Copy every record below, exactly as written.

RECORDS SHOWN:
%%
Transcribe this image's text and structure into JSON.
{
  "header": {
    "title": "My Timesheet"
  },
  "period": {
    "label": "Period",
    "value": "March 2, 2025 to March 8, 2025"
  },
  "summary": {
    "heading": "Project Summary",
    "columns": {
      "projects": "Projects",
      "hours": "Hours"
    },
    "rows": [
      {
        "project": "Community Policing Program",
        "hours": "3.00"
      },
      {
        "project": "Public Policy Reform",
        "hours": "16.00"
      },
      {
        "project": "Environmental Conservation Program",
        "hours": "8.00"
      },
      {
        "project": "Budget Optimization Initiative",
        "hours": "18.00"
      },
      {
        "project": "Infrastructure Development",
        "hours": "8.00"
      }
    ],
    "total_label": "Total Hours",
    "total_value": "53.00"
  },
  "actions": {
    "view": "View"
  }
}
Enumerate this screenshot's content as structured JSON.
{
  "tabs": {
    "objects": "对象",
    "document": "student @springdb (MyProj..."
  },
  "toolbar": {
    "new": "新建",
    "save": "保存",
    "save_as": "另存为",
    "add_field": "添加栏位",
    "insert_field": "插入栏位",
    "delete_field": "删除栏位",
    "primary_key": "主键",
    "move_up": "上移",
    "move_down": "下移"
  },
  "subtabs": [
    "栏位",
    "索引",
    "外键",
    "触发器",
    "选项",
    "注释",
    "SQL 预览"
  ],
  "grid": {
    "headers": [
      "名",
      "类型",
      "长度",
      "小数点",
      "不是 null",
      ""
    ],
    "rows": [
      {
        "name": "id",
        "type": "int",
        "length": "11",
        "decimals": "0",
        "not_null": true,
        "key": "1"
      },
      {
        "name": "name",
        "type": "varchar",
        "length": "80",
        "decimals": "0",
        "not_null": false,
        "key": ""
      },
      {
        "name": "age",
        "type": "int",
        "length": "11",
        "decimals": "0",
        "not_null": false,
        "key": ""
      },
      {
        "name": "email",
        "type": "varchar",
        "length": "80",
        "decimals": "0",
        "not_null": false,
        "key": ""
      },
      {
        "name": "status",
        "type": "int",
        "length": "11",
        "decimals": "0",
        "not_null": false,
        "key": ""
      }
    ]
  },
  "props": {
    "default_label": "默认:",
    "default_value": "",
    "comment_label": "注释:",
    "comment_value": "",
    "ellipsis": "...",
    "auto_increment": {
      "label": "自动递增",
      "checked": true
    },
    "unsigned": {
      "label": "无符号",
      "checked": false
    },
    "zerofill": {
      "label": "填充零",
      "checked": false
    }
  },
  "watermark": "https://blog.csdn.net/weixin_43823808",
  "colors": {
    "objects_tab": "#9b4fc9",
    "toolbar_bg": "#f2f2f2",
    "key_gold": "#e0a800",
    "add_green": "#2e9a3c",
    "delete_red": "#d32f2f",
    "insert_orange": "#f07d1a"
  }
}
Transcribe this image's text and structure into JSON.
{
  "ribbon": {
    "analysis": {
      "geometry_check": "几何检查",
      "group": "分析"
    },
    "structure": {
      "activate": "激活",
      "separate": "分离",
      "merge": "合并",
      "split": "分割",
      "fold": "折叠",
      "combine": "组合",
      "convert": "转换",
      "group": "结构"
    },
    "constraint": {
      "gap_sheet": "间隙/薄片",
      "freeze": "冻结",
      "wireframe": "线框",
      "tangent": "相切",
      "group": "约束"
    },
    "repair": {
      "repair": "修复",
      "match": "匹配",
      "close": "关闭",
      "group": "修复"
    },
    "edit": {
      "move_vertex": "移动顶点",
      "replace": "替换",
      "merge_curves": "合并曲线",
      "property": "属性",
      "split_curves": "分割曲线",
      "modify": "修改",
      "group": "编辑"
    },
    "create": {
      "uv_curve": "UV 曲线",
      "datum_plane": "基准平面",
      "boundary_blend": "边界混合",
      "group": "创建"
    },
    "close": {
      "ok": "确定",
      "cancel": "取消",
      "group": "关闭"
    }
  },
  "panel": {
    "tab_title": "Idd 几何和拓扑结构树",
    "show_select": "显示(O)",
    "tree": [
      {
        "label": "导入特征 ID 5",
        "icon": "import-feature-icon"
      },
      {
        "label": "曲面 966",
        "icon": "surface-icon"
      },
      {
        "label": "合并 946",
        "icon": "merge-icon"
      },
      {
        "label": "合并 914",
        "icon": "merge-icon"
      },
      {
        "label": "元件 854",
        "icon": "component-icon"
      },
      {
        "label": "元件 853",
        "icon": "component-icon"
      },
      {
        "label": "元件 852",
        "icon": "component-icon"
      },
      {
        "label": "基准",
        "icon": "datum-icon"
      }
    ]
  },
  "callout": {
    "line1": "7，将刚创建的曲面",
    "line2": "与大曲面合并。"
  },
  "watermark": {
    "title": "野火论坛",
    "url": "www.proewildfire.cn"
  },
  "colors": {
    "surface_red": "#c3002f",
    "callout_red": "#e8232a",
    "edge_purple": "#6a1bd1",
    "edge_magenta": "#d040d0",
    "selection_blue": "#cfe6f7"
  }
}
%%
WRITTEN RESPONSE:
Transcribe this image's text and structure into JSON.
{
  "header": {
    "title": "My Timesheet"
  },
  "period": {
    "label": "Period",
    "value": "March 2, 2025 to March 8, 2025"
  },
  "summary": {
    "heading": "Project Summary",
    "columns": {
      "projects": "Projects",
      "hours": "Hours"
    },
    "rows": [
      {
        "project": "Community Policing Program",
        "hours": "3.00"
      },
      {
        "project": "Public Policy Reform",
        "hours": "16.00"
      },
      {
        "project": "Environmental Conservation Program",
        "hours": "8.00"
      },
      {
        "project": "Budget Optimization Initiative",
        "hours": "18.00"
      },
      {
        "project": "Infrastructure Development",
        "hours": "8.00"
      }
    ],
    "total_label": "Total Hours",
    "total_value": "53.00"
  },
  "actions": {
    "view": "View"
  }
}
Enumerate this screenshot's content as structured JSON.
{
  "tabs": {
    "objects": "对象",
    "document": "student @springdb (MyProj..."
  },
  "toolbar": {
    "new": "新建",
    "save": "保存",
    "save_as": "另存为",
    "add_field": "添加栏位",
    "insert_field": "插入栏位",
    "delete_field": "删除栏位",
    "primary_key": "主键",
    "move_up": "上移",
    "move_down": "下移"
  },
  "subtabs": [
    "栏位",
    "索引",
    "外键",
    "触发器",
    "选项",
    "注释",
    "SQL 预览"
  ],
  "grid": {
    "headers": [
      "名",
      "类型",
      "长度",
      "小数点",
      "不是 null",
      ""
    ],
    "rows": [
      {
        "name": "id",
        "type": "int",
        "length": "11",
        "decimals": "0",
        "not_null": true,
        "key": "1"
      },
      {
        "name": "name",
        "type": "varchar",
        "length": "80",
        "decimals": "0",
        "not_null": false,
        "key": ""
      },
      {
        "name": "age",
        "type": "int",
        "length": "11",
        "decimals": "0",
        "not_null": false,
        "key": ""
      },
      {
        "name": "email",
        "type": "varchar",
        "length": "80",
        "decimals": "0",
        "not_null": false,
        "key": ""
      },
      {
        "name": "status",
        "type": "int",
        "length": "11",
        "decimals": "0",
        "not_null": false,
        "key": ""
      }
    ]
  },
  "props": {
    "default_label": "默认:",
    "default_value": "",
    "comment_label": "注释:",
    "comment_value": "",
    "ellipsis": "...",
    "auto_increment": {
      "label": "自动递增",
      "checked": true
    },
    "unsigned": {
      "label": "无符号",
      "checked": false
    },
    "zerofill": {
      "label": "填充零",
      "checked": false
    }
  },
  "watermark": "https://blog.csdn.net/weixin_43823808",
  "colors": {
    "objects_tab": "#9b4fc9",
    "toolbar_bg": "#f2f2f2",
    "key_gold": "#e0a800",
    "add_green": "#2e9a3c",
    "delete_red": "#d32f2f",
    "insert_orange": "#f07d1a"
  }
}
Transcribe this image's text and structure into JSON.
{
  "ribbon": {
    "analysis": {
      "geometry_check": "几何检查",
      "group": "分析"
    },
    "structure": {
      "activate": "激活",
      "separate": "分离",
      "merge": "合并",
      "split": "分割",
      "fold": "折叠",
      "combine": "组合",
      "convert": "转换",
      "group": "结构"
    },
    "constraint": {
      "gap_sheet": "间隙/薄片",
      "freeze": "冻结",
      "wireframe": "线框",
      "tangent": "相切",
      "group": "约束"
    },
    "repair": {
      "repair": "修复",
      "match": "匹配",
      "close": "关闭",
      "group": "修复"
    },
    "edit": {
      "move_vertex": "移动顶点",
      "replace": "替换",
      "merge_curves": "合并曲线",
      "property": "属性",
      "split_curves": "分割曲线",
      "modify": "修改",
      "group": "编辑"
    },
    "create": {
      "uv_curve": "UV 曲线",
      "datum_plane": "基准平面",
      "boundary_blend": "边界混合",
      "group": "创建"
    },
    "close": {
      "ok": "确定",
      "cancel": "取消",
      "group": "关闭"
    }
  },
  "panel": {
    "tab_title": "Idd 几何和拓扑结构树",
    "show_select": "显示(O)",
    "tree": [
      {
        "label": "导入特征 ID 5",
        "icon": "import-feature-icon"
      },
      {
        "label": "曲面 966",
        "icon": "surface-icon"
      },
      {
        "label": "合并 946",
        "icon": "merge-icon"
      },
      {
        "label": "合并 914",
        "icon": "merge-icon"
      },
      {
        "label": "元件 854",
        "icon": "component-icon"
      },
      {
        "label": "元件 853",
        "icon": "component-icon"
      },
      {
        "label": "元件 852",
        "icon": "component-icon"
      },
      {
        "label": "基准",
        "icon": "datum-icon"
      }
    ]
  },
  "callout": {
    "line1": "7，将刚创建的曲面",
    "line2": "与大曲面合并。"
  },
  "watermark": {
    "title": "野火论坛",
    "url": "www.proewildfire.cn"
  },
  "colors": {
    "surface_red": "#c3002f",
    "callout_red": "#e8232a",
    "edge_purple": "#6a1bd1",
    "edge_magenta": "#d040d0",
    "selection_blue": "#cfe6f7"
  }
}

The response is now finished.